What you need to do: Transcribe all the records with complete accuracy.

____________________

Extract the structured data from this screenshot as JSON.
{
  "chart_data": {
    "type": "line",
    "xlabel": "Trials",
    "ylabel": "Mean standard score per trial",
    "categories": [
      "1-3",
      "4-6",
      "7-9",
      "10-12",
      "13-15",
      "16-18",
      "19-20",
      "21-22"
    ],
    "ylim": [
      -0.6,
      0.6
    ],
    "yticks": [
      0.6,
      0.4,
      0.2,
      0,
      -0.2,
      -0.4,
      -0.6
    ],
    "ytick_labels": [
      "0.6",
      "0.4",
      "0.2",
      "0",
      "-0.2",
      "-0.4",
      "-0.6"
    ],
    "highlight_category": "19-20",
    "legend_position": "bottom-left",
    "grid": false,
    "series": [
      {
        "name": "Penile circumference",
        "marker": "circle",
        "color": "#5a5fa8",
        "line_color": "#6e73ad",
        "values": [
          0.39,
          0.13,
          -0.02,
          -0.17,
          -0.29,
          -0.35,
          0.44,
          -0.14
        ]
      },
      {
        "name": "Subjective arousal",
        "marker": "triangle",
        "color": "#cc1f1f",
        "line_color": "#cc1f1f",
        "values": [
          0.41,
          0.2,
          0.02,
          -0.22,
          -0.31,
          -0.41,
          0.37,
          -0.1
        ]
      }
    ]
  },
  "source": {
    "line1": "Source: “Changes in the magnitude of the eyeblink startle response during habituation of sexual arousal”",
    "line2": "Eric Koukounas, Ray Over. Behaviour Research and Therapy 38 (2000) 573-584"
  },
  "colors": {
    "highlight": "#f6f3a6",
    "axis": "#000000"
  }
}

____________________

Worked answer:
Extract the structured data from this screenshot as JSON.
{
  "chart_data": {
    "type": "line",
    "xlabel": "Trials",
    "ylabel": "Mean standard score per trial",
    "categories": [
      "1-3",
      "4-6",
      "7-9",
      "10-12",
      "13-15",
      "16-18",
      "19-20",
      "21-22"
    ],
    "ylim": [
      -0.6,
      0.6
    ],
    "yticks": [
      0.6,
      0.4,
      0.2,
      0,
      -0.2,
      -0.4,
      -0.6
    ],
    "ytick_labels": [
      "0.6",
      "0.4",
      "0.2",
      "0",
      "-0.2",
      "-0.4",
      "-0.6"
    ],
    "highlight_category": "19-20",
    "legend_position": "bottom-left",
    "grid": false,
    "series": [
      {
        "name": "Penile circumference",
        "marker": "circle",
        "color": "#5a5fa8",
        "line_color": "#6e73ad",
        "values": [
          0.39,
          0.13,
          -0.02,
          -0.17,
          -0.29,
          -0.35,
          0.44,
          -0.14
        ]
      },
      {
        "name": "Subjective arousal",
        "marker": "triangle",
        "color": "#cc1f1f",
        "line_color": "#cc1f1f",
        "values": [
          0.41,
          0.2,
          0.02,
          -0.22,
          -0.31,
          -0.41,
          0.37,
          -0.1
        ]
      }
    ]
  },
  "source": {
    "line1": "Source: “Changes in the magnitude of the eyeblink startle response during habituation of sexual arousal”",
    "line2": "Eric Koukounas, Ray Over. Behaviour Research and Therapy 38 (2000) 573-584"
  },
  "colors": {
    "highlight": "#f6f3a6",
    "axis": "#000000"
  }
}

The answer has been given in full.